EXERCISE - Extract the text of every entry below exactly; leave images out.
---------------
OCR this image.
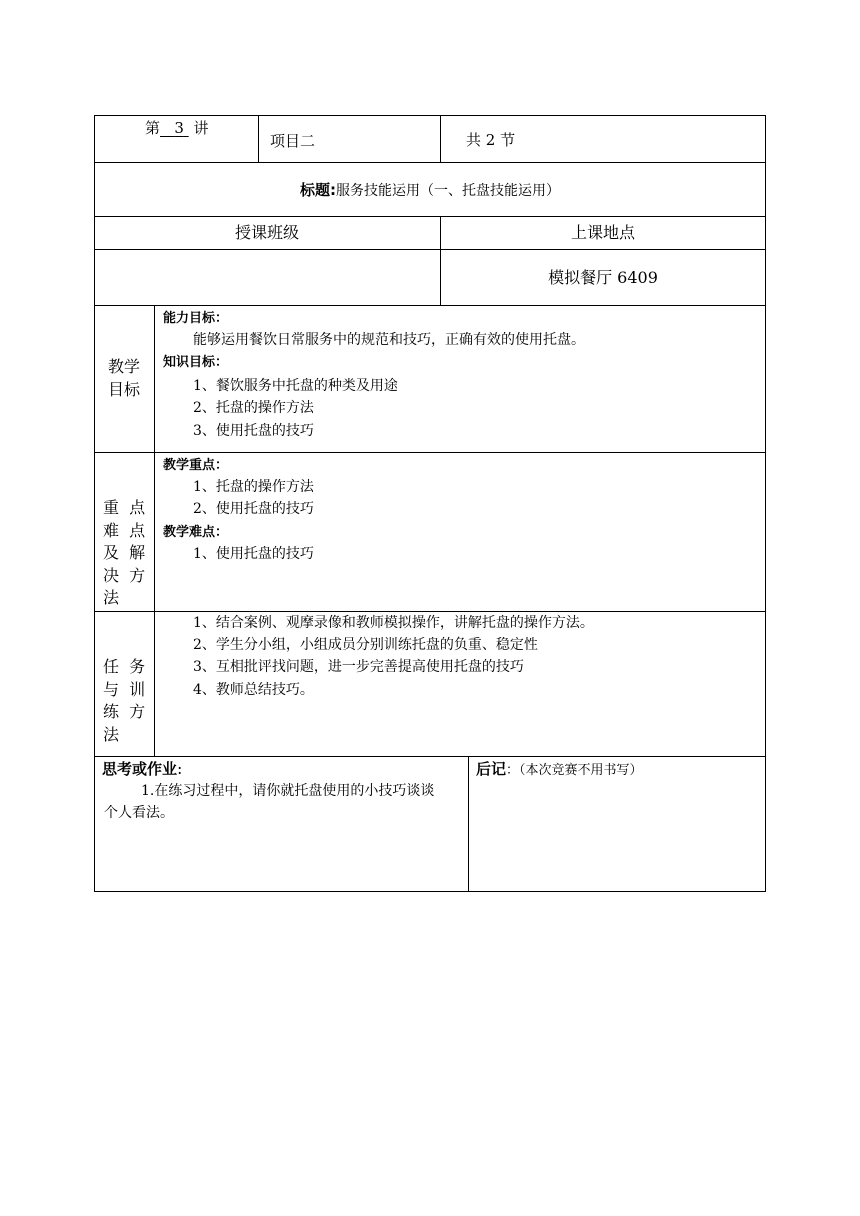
第 3 讲
项目二	共 2 节
标题:服务技能运用（一、托盘技能运用）
授课班级	上课地点
模拟餐厅 6409
教学
目标
能力目标：
能够运用餐饮日常服务中的规范和技巧，正确有效的使用托盘。
知识目标：
1、餐饮服务中托盘的种类及用途
2、托盘的操作方法
3、使用托盘的技巧
重  点
难  点
及  解
决  方
法
教学重点：
1、托盘的操作方法
2、使用托盘的技巧
教学难点：
1、使用托盘的技巧
任  务
与  训
练  方
法
1、结合案例、观摩录像和教师模拟操作，讲解托盘的操作方法。
2、学生分小组，小组成员分别训练托盘的负重、稳定性
3、互相批评找问题，进一步完善提高使用托盘的技巧
4、教师总结技巧。
思考或作业:
1.在练习过程中，请你就托盘使用的小技巧谈谈
个人看法。
后记：（本次竞赛不用书写）
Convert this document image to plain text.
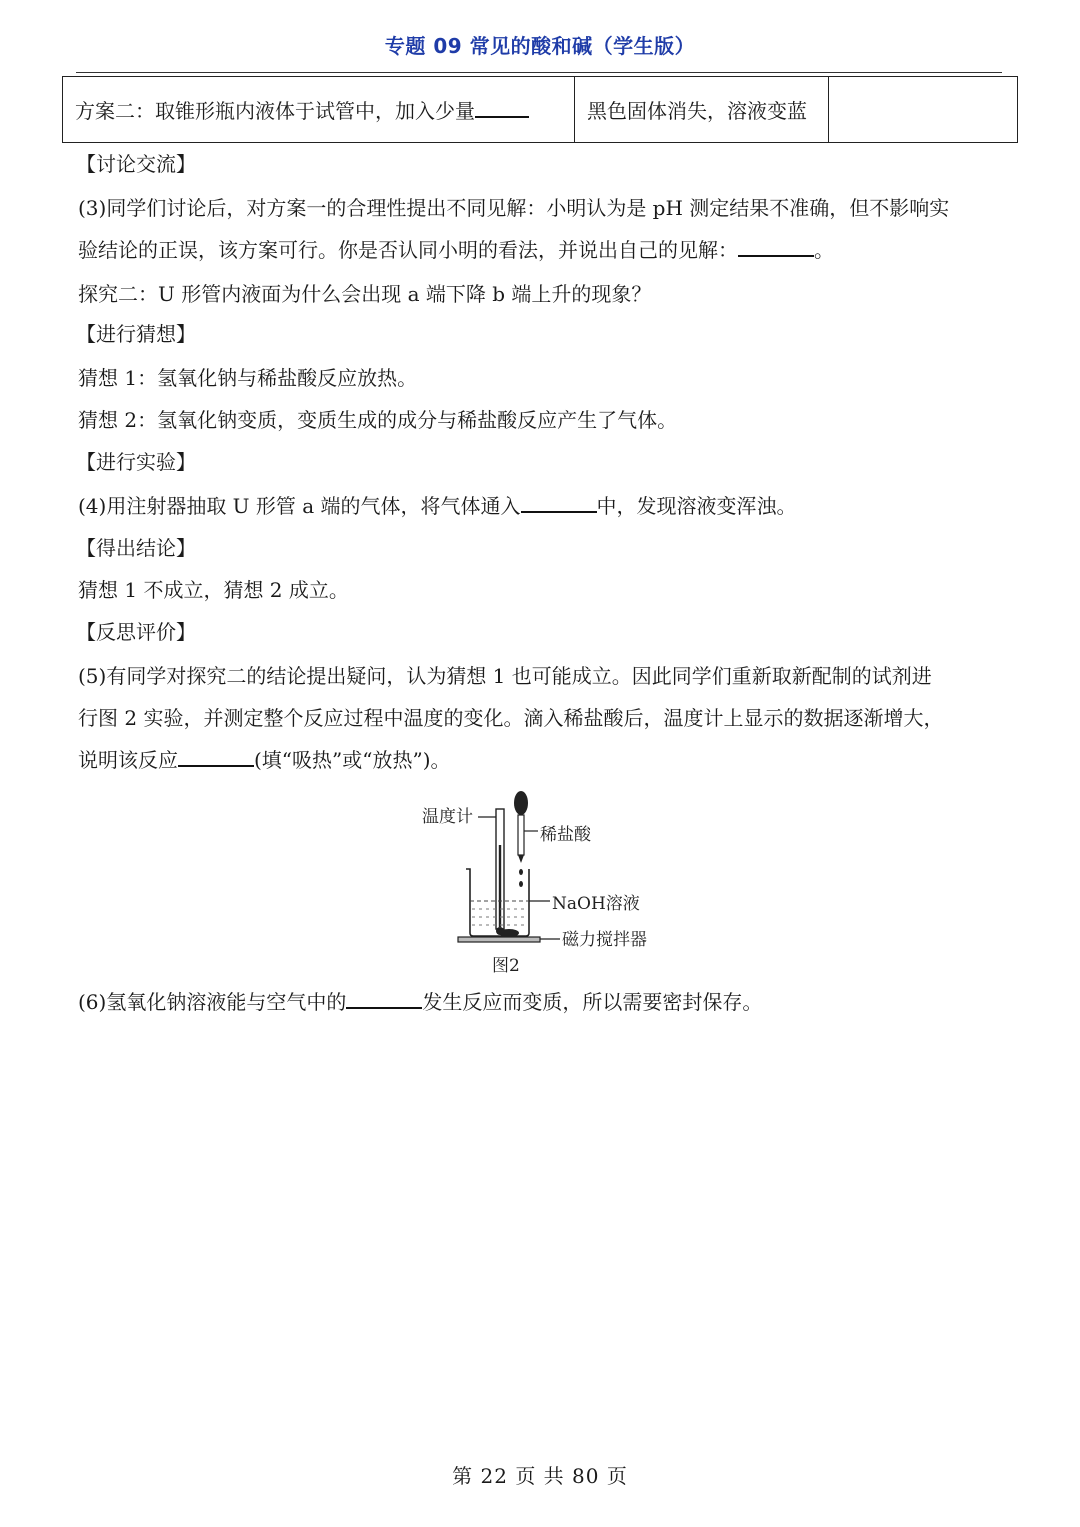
专题 09 常见的酸和碱（学生版）
方案二：取锥形瓶内液体于试管中，加入少量	黑色固体消失，溶液变蓝	
【讨论交流】
(3)同学们讨论后，对方案一的合理性提出不同见解：小明认为是 pH 测定结果不准确，但不影响实
验结论的正误，该方案可行。你是否认同小明的看法，并说出自己的见解：	。
探究二：U 形管内液面为什么会出现 a 端下降 b 端上升的现象？
【进行猜想】
猜想 1：氢氧化钠与稀盐酸反应放热。
猜想 2：氢氧化钠变质，变质生成的成分与稀盐酸反应产生了气体。
【进行实验】
(4)用注射器抽取 U 形管 a 端的气体，将气体通入	中，发现溶液变浑浊。
【得出结论】
猜想 1 不成立，猜想 2 成立。
【反思评价】
(5)有同学对探究二的结论提出疑问，认为猜想 1 也可能成立。因此同学们重新取新配制的试剂进
行图 2 实验，并测定整个反应过程中温度的变化。滴入稀盐酸后，温度计上显示的数据逐渐增大，
说明该反应	(填“吸热”或“放热”)。
温度计
稀盐酸
NaOH溶液
磁力搅拌器
图2
(6)氢氧化钠溶液能与空气中的	发生反应而变质，所以需要密封保存。
第 22 页 共 80 页
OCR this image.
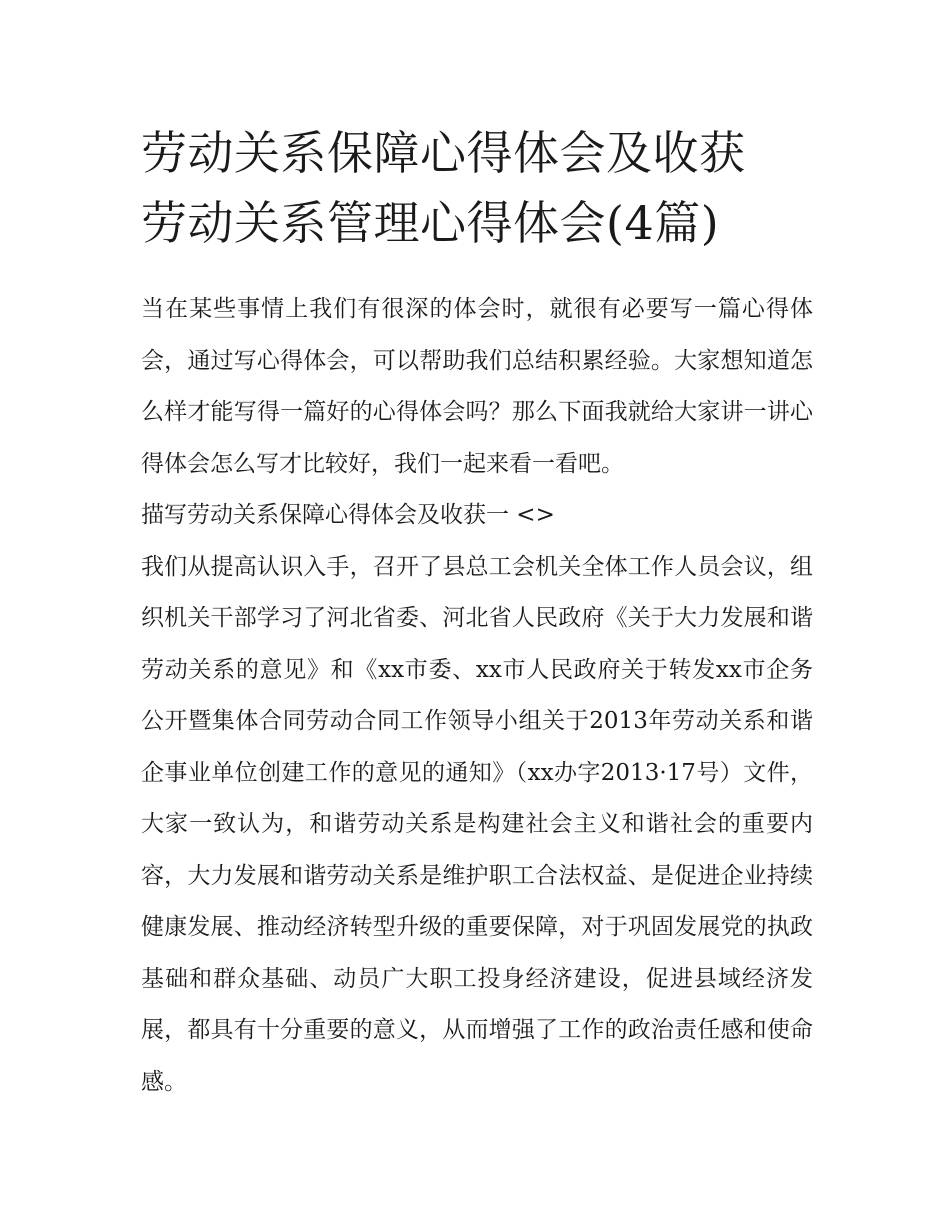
劳动关系保障心得体会及收获
劳动关系管理心得体会(4篇)

当在某些事情上我们有很深的体会时，就很有必要写一篇心得体会，通过写心得体会，可以帮助我们总结积累经验。大家想知道怎么样才能写得一篇好的心得体会吗？那么下面我就给大家讲一讲心得体会怎么写才比较好，我们一起来看一看吧。

描写劳动关系保障心得体会及收获一 <>

我们从提高认识入手，召开了县总工会机关全体工作人员会议，组织机关干部学习了河北省委、河北省人民政府《关于大力发展和谐劳动关系的意见》和《xx市委、xx市人民政府关于转发xx市企务公开暨集体合同劳动合同工作领导小组关于2013年劳动关系和谐企事业单位创建工作的意见的通知》（xx办字2013·17号）文件，大家一致认为，和谐劳动关系是构建社会主义和谐社会的重要内容，大力发展和谐劳动关系是维护职工合法权益、是促进企业持续健康发展、推动经济转型升级的重要保障，对于巩固发展党的执政基础和群众基础、动员广大职工投身经济建设，促进县域经济发展，都具有十分重要的意义，从而增强了工作的政治责任感和使命感。
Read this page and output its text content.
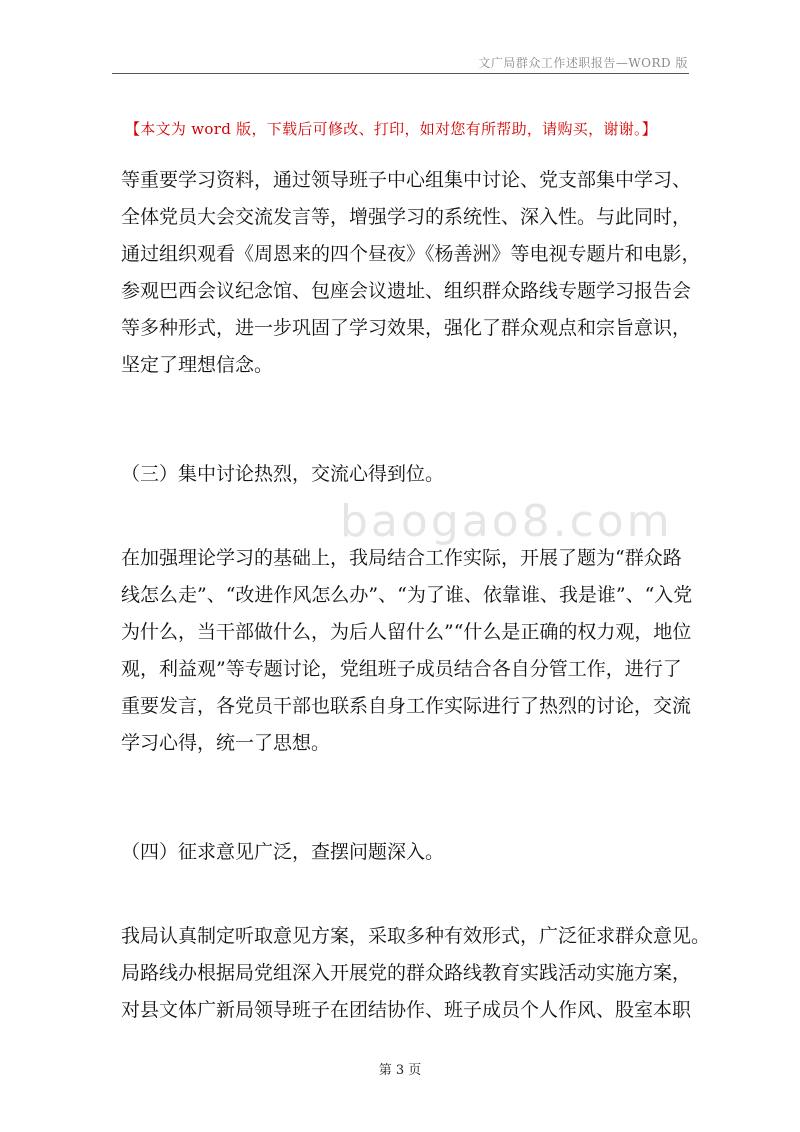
文广局群众工作述职报告—WORD 版
【本文为 word 版，下载后可修改、打印，如对您有所帮助，请购买，谢谢。】
baogao8.com
等重要学习资料，通过领导班子中心组集中讨论、党支部集中学习、
全体党员大会交流发言等，增强学习的系统性、深入性。与此同时，
通过组织观看《周恩来的四个昼夜》《杨善洲》等电视专题片和电影，
参观巴西会议纪念馆、包座会议遗址、组织群众路线专题学习报告会
等多种形式，进一步巩固了学习效果，强化了群众观点和宗旨意识，
坚定了理想信念。
（三）集中讨论热烈，交流心得到位。
在加强理论学习的基础上，我局结合工作实际，开展了题为“群众路
线怎么走”、“改进作风怎么办”、“为了谁、依靠谁、我是谁”、“入党
为什么，当干部做什么，为后人留什么”“什么是正确的权力观，地位
观，利益观”等专题讨论，党组班子成员结合各自分管工作，进行了
重要发言，各党员干部也联系自身工作实际进行了热烈的讨论，交流
学习心得，统一了思想。
（四）征求意见广泛，查摆问题深入。
我局认真制定听取意见方案，采取多种有效形式，广泛征求群众意见。
局路线办根据局党组深入开展党的群众路线教育实践活动实施方案，
对县文体广新局领导班子在团结协作、班子成员个人作风、股室本职
第 3 页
---------------
IN RESPONSE -
OCR this image.
第 3 讲
项目二	共 2 节
标题:服务技能运用（一、托盘技能运用）
授课班级	上课地点
模拟餐厅 6409
教学
目标
能力目标：
能够运用餐饮日常服务中的规范和技巧，正确有效的使用托盘。
知识目标：
1、餐饮服务中托盘的种类及用途
2、托盘的操作方法
3、使用托盘的技巧
重  点
难  点
及  解
决  方
法
教学重点：
1、托盘的操作方法
2、使用托盘的技巧
教学难点：
1、使用托盘的技巧
任  务
与  训
练  方
法
1、结合案例、观摩录像和教师模拟操作，讲解托盘的操作方法。
2、学生分小组，小组成员分别训练托盘的负重、稳定性
3、互相批评找问题，进一步完善提高使用托盘的技巧
4、教师总结技巧。
思考或作业:
1.在练习过程中，请你就托盘使用的小技巧谈谈
个人看法。
后记：（本次竞赛不用书写）
Convert this document image to plain text.
专题 09 常见的酸和碱（学生版）
方案二：取锥形瓶内液体于试管中，加入少量	黑色固体消失，溶液变蓝	
【讨论交流】
(3)同学们讨论后，对方案一的合理性提出不同见解：小明认为是 pH 测定结果不准确，但不影响实
验结论的正误，该方案可行。你是否认同小明的看法，并说出自己的见解：	。
探究二：U 形管内液面为什么会出现 a 端下降 b 端上升的现象？
【进行猜想】
猜想 1：氢氧化钠与稀盐酸反应放热。
猜想 2：氢氧化钠变质，变质生成的成分与稀盐酸反应产生了气体。
【进行实验】
(4)用注射器抽取 U 形管 a 端的气体，将气体通入	中，发现溶液变浑浊。
【得出结论】
猜想 1 不成立，猜想 2 成立。
【反思评价】
(5)有同学对探究二的结论提出疑问，认为猜想 1 也可能成立。因此同学们重新取新配制的试剂进
行图 2 实验，并测定整个反应过程中温度的变化。滴入稀盐酸后，温度计上显示的数据逐渐增大，
说明该反应	(填“吸热”或“放热”)。
温度计
稀盐酸
NaOH溶液
磁力搅拌器
图2
(6)氢氧化钠溶液能与空气中的	发生反应而变质，所以需要密封保存。
第 22 页 共 80 页
OCR this image.
劳动关系保障心得体会及收获
劳动关系管理心得体会(4篇)

当在某些事情上我们有很深的体会时，就很有必要写一篇心得体会，通过写心得体会，可以帮助我们总结积累经验。大家想知道怎么样才能写得一篇好的心得体会吗？那么下面我就给大家讲一讲心得体会怎么写才比较好，我们一起来看一看吧。

描写劳动关系保障心得体会及收获一 <>

我们从提高认识入手，召开了县总工会机关全体工作人员会议，组织机关干部学习了河北省委、河北省人民政府《关于大力发展和谐劳动关系的意见》和《xx市委、xx市人民政府关于转发xx市企务公开暨集体合同劳动合同工作领导小组关于2013年劳动关系和谐企事业单位创建工作的意见的通知》（xx办字2013·17号）文件，大家一致认为，和谐劳动关系是构建社会主义和谐社会的重要内容，大力发展和谐劳动关系是维护职工合法权益、是促进企业持续健康发展、推动经济转型升级的重要保障，对于巩固发展党的执政基础和群众基础、动员广大职工投身经济建设，促进县域经济发展，都具有十分重要的意义，从而增强了工作的政治责任感和使命感。
Read this page and output its text content.
文广局群众工作述职报告—WORD 版
【本文为 word 版，下载后可修改、打印，如对您有所帮助，请购买，谢谢。】
baogao8.com
等重要学习资料，通过领导班子中心组集中讨论、党支部集中学习、
全体党员大会交流发言等，增强学习的系统性、深入性。与此同时，
通过组织观看《周恩来的四个昼夜》《杨善洲》等电视专题片和电影，
参观巴西会议纪念馆、包座会议遗址、组织群众路线专题学习报告会
等多种形式，进一步巩固了学习效果，强化了群众观点和宗旨意识，
坚定了理想信念。
（三）集中讨论热烈，交流心得到位。
在加强理论学习的基础上，我局结合工作实际，开展了题为“群众路
线怎么走”、“改进作风怎么办”、“为了谁、依靠谁、我是谁”、“入党
为什么，当干部做什么，为后人留什么”“什么是正确的权力观，地位
观，利益观”等专题讨论，党组班子成员结合各自分管工作，进行了
重要发言，各党员干部也联系自身工作实际进行了热烈的讨论，交流
学习心得，统一了思想。
（四）征求意见广泛，查摆问题深入。
我局认真制定听取意见方案，采取多种有效形式，广泛征求群众意见。
局路线办根据局党组深入开展党的群众路线教育实践活动实施方案，
对县文体广新局领导班子在团结协作、班子成员个人作风、股室本职
第 3 页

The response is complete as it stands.